— begin Dataset —
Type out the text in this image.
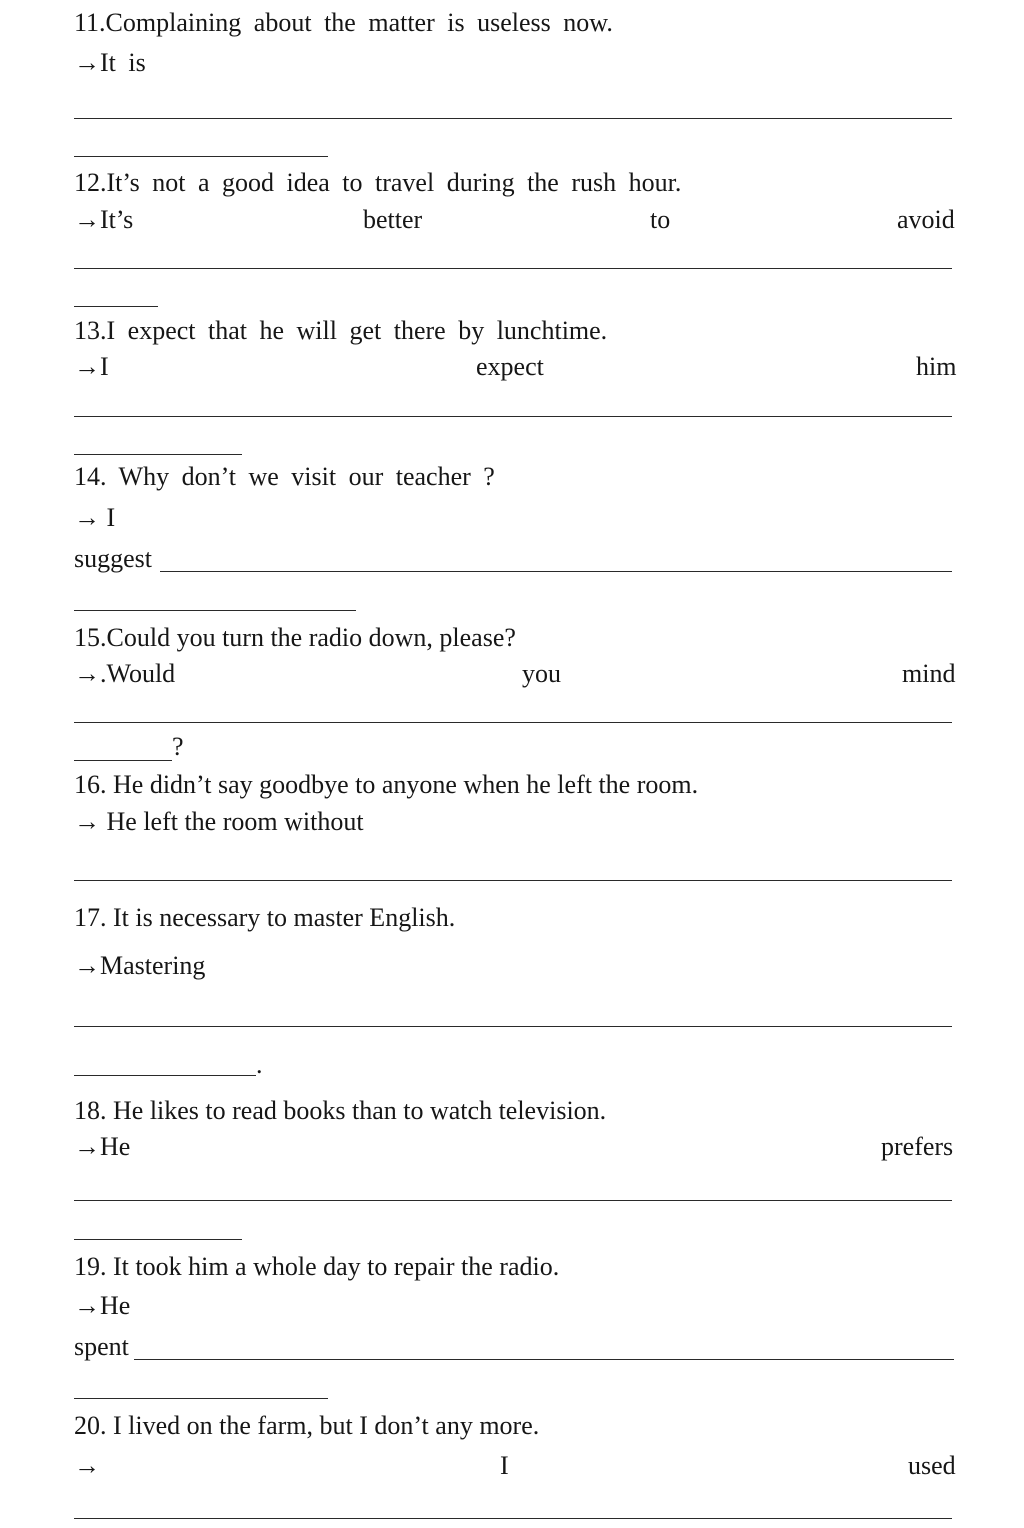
11.Complaining about the matter is useless now.
→It is
12.It’s not a good idea to travel during the rush hour.
→It’s	better	to	avoid
13.I expect that he will get there by lunchtime.
→I	expect	him
14. Why don’t we visit our teacher ?
→ I
suggest
15.Could you turn the radio down, please?
→.Would	you	mind
?
16. He didn’t say goodbye to anyone when he left the room.
→ He left the room without
17. It is necessary to master English.
→Mastering
.
18. He likes to read books than to watch television.
→He	prefers
19. It took him a whole day to repair the radio.
→He
spent
20. I lived on the farm, but I don’t any more.
→	I	used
— end Dataset —
Take every line from the data that contains the word "room".

**Task solution**
16. He didn’t say goodbye to anyone when he left the room.
→ He left the room without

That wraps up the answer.